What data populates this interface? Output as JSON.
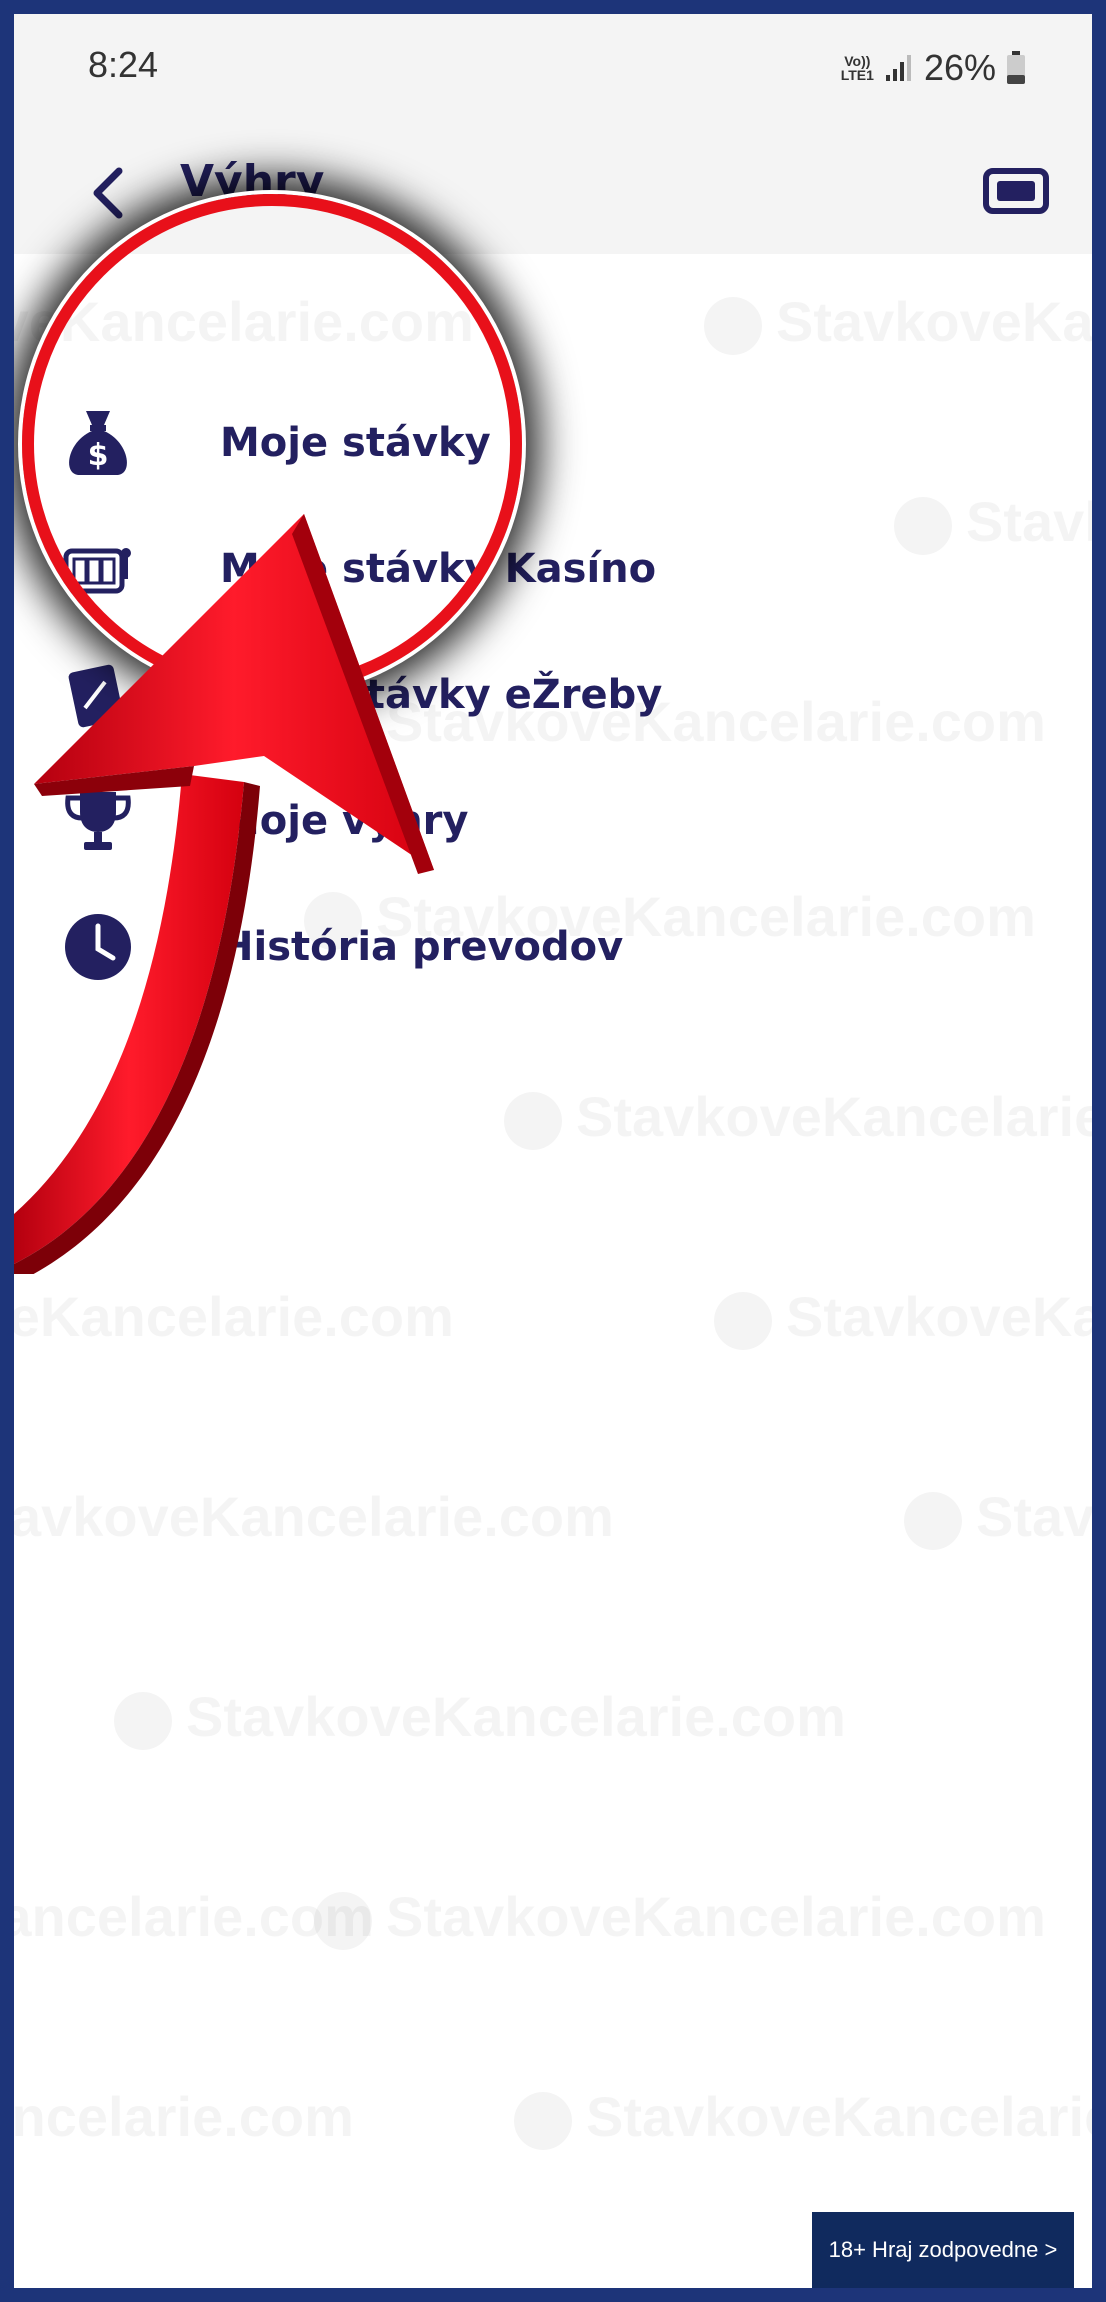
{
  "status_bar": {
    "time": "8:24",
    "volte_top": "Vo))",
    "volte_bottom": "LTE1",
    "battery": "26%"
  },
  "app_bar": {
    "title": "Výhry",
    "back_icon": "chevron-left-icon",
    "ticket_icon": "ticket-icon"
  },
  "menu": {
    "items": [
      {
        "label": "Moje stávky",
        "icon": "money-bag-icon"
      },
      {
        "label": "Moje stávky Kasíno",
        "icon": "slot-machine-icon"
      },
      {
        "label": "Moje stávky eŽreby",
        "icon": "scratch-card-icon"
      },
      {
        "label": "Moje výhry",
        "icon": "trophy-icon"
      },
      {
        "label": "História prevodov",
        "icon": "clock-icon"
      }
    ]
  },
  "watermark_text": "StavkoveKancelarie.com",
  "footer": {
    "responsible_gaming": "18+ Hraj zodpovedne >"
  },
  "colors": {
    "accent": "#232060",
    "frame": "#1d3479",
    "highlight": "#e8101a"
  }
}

* _OBJECTIVE_
Write out the material above once more, exactly as it reads, with no pictures.

* _COMPLETE OUTPUT_
What data populates this interface? Output as JSON.
{
  "status_bar": {
    "time": "8:24",
    "volte_top": "Vo))",
    "volte_bottom": "LTE1",
    "battery": "26%"
  },
  "app_bar": {
    "title": "Výhry",
    "back_icon": "chevron-left-icon",
    "ticket_icon": "ticket-icon"
  },
  "menu": {
    "items": [
      {
        "label": "Moje stávky",
        "icon": "money-bag-icon"
      },
      {
        "label": "Moje stávky Kasíno",
        "icon": "slot-machine-icon"
      },
      {
        "label": "Moje stávky eŽreby",
        "icon": "scratch-card-icon"
      },
      {
        "label": "Moje výhry",
        "icon": "trophy-icon"
      },
      {
        "label": "História prevodov",
        "icon": "clock-icon"
      }
    ]
  },
  "watermark_text": "StavkoveKancelarie.com",
  "footer": {
    "responsible_gaming": "18+ Hraj zodpovedne >"
  },
  "colors": {
    "accent": "#232060",
    "frame": "#1d3479",
    "highlight": "#e8101a"
  }
}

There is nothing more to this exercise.